:: Information provided ::

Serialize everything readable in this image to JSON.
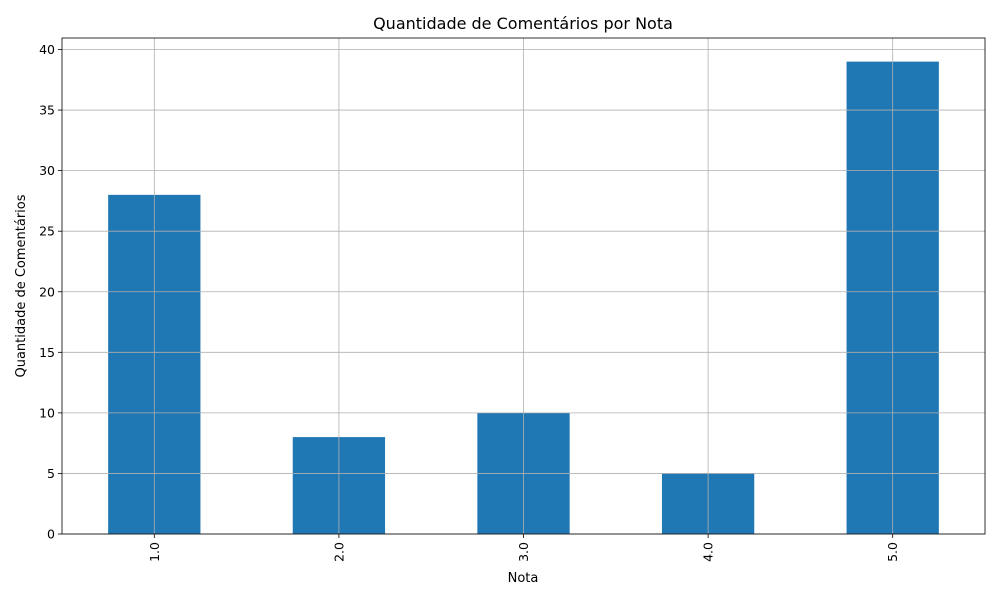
{
  "chart_data": {
    "type": "bar",
    "title": "Quantidade de Comentários por Nota",
    "xlabel": "Nota",
    "ylabel": "Quantidade de Comentários",
    "categories": [
      "1.0",
      "2.0",
      "3.0",
      "4.0",
      "5.0"
    ],
    "values": [
      28,
      8,
      10,
      5,
      39
    ],
    "ylim": [
      0,
      40.95
    ],
    "yticks": [
      0,
      5,
      10,
      15,
      20,
      25,
      30,
      35,
      40
    ],
    "xtick_rotation": "vertical",
    "grid": true,
    "legend": "none",
    "bar_color": "#1f77b4"
  }
}
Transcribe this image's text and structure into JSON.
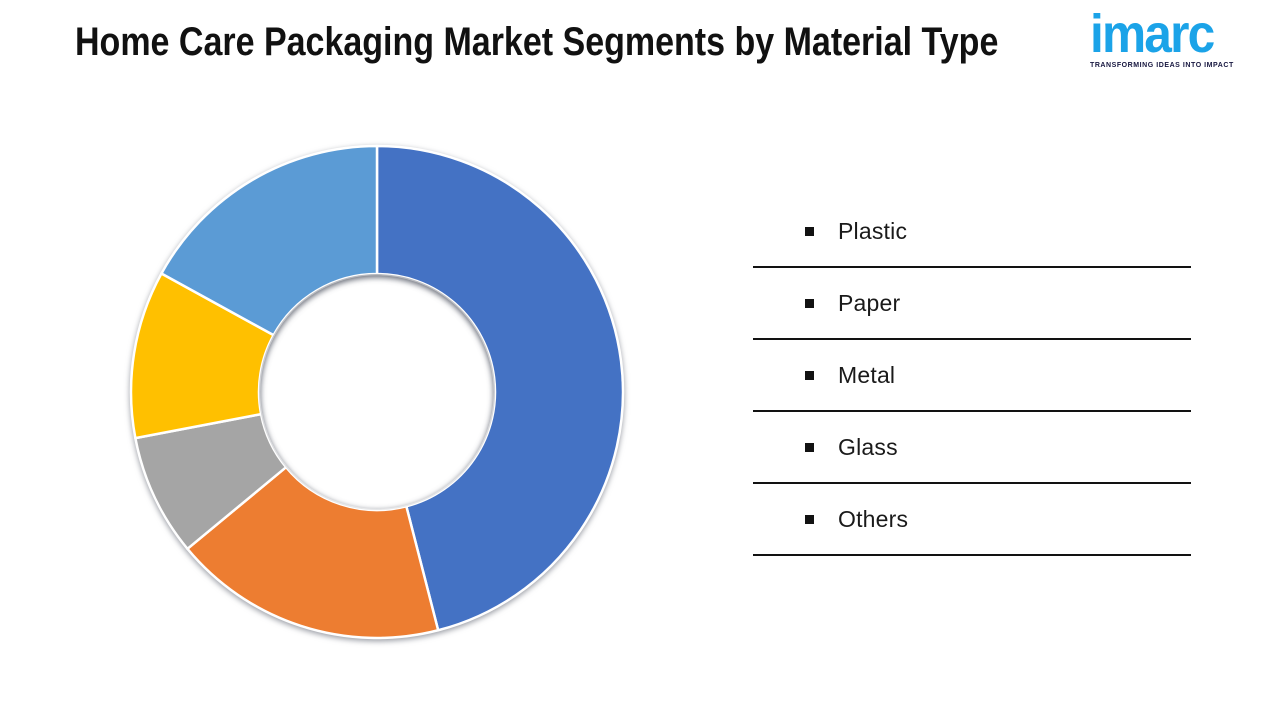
{
  "header": {
    "title": "Home Care Packaging Market Segments by Material Type",
    "logo": {
      "brand": "imarc",
      "tagline": "TRANSFORMING IDEAS INTO IMPACT",
      "brand_color": "#1BA3E8",
      "tagline_color": "#16163F"
    }
  },
  "chart_data": {
    "type": "pie",
    "subtype": "donut",
    "title": "Home Care Packaging Market Segments by Material Type",
    "categories": [
      "Plastic",
      "Paper",
      "Metal",
      "Glass",
      "Others"
    ],
    "values": [
      46,
      18,
      8,
      11,
      17
    ],
    "values_unit": "percent-share-estimated-from-arc-angles",
    "value_labels_shown": false,
    "colors": [
      "#4472C4",
      "#ED7D31",
      "#A5A5A5",
      "#FFC000",
      "#5B9BD5"
    ],
    "start_angle_deg": 0,
    "direction": "clockwise",
    "donut_hole_ratio": 0.48,
    "slice_border_color": "#FFFFFF",
    "legend_position": "right",
    "legend_bullet": "black-square"
  }
}
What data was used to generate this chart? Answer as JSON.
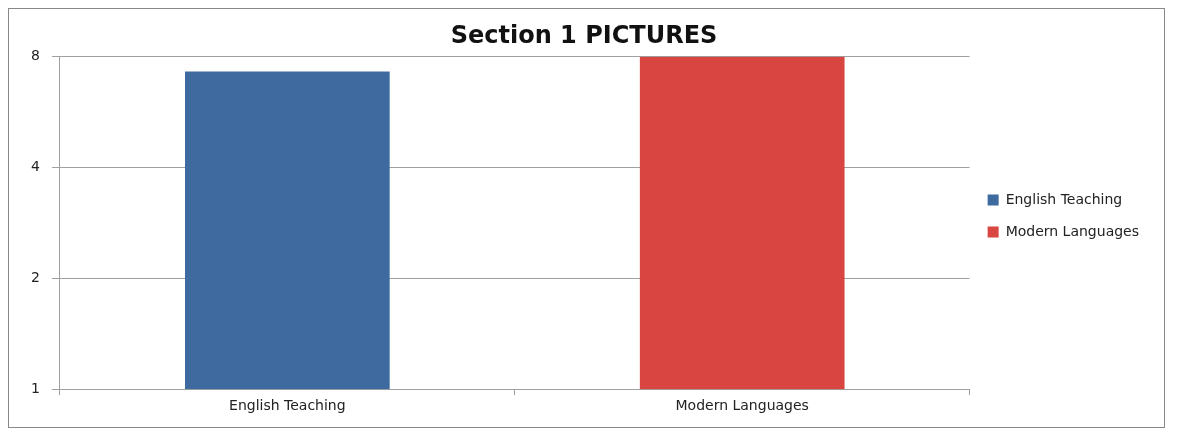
{
  "chart_data": {
    "type": "bar",
    "title": "Section 1 PICTURES",
    "categories": [
      "English Teaching",
      "Modern Languages"
    ],
    "series": [
      {
        "name": "English Teaching",
        "color": "#3e6aa0",
        "values": [
          7.3,
          null
        ]
      },
      {
        "name": "Modern Languages",
        "color": "#d94540",
        "values": [
          null,
          8
        ]
      }
    ],
    "log": true,
    "ylim": [
      1,
      8
    ],
    "yticks": [
      1,
      2,
      4,
      8
    ],
    "grid": "y",
    "legend": "right"
  }
}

:: Exercise objective ::
Every line of the data should be copied as it stands, without the images.

:: Task output ::
Serialize everything readable in this image to JSON.
{
  "chart_data": {
    "type": "bar",
    "title": "Quantidade de Comentários por Nota",
    "xlabel": "Nota",
    "ylabel": "Quantidade de Comentários",
    "categories": [
      "1.0",
      "2.0",
      "3.0",
      "4.0",
      "5.0"
    ],
    "values": [
      28,
      8,
      10,
      5,
      39
    ],
    "ylim": [
      0,
      40.95
    ],
    "yticks": [
      0,
      5,
      10,
      15,
      20,
      25,
      30,
      35,
      40
    ],
    "xtick_rotation": "vertical",
    "grid": true,
    "legend": "none",
    "bar_color": "#1f77b4"
  }
}
Transcribe this image's text and structure into JSON.
{
  "header": {
    "title": "Home Care Packaging Market Segments by Material Type",
    "logo": {
      "brand": "imarc",
      "tagline": "TRANSFORMING IDEAS INTO IMPACT",
      "brand_color": "#1BA3E8",
      "tagline_color": "#16163F"
    }
  },
  "chart_data": {
    "type": "pie",
    "subtype": "donut",
    "title": "Home Care Packaging Market Segments by Material Type",
    "categories": [
      "Plastic",
      "Paper",
      "Metal",
      "Glass",
      "Others"
    ],
    "values": [
      46,
      18,
      8,
      11,
      17
    ],
    "values_unit": "percent-share-estimated-from-arc-angles",
    "value_labels_shown": false,
    "colors": [
      "#4472C4",
      "#ED7D31",
      "#A5A5A5",
      "#FFC000",
      "#5B9BD5"
    ],
    "start_angle_deg": 0,
    "direction": "clockwise",
    "donut_hole_ratio": 0.48,
    "slice_border_color": "#FFFFFF",
    "legend_position": "right",
    "legend_bullet": "black-square"
  }
}
What data was used to generate this chart? Answer as JSON.
{
  "chart_data": {
    "type": "bar",
    "title": "Section 1 PICTURES",
    "categories": [
      "English Teaching",
      "Modern Languages"
    ],
    "series": [
      {
        "name": "English Teaching",
        "color": "#3e6aa0",
        "values": [
          7.3,
          null
        ]
      },
      {
        "name": "Modern Languages",
        "color": "#d94540",
        "values": [
          null,
          8
        ]
      }
    ],
    "log": true,
    "ylim": [
      1,
      8
    ],
    "yticks": [
      1,
      2,
      4,
      8
    ],
    "grid": "y",
    "legend": "right"
  }
}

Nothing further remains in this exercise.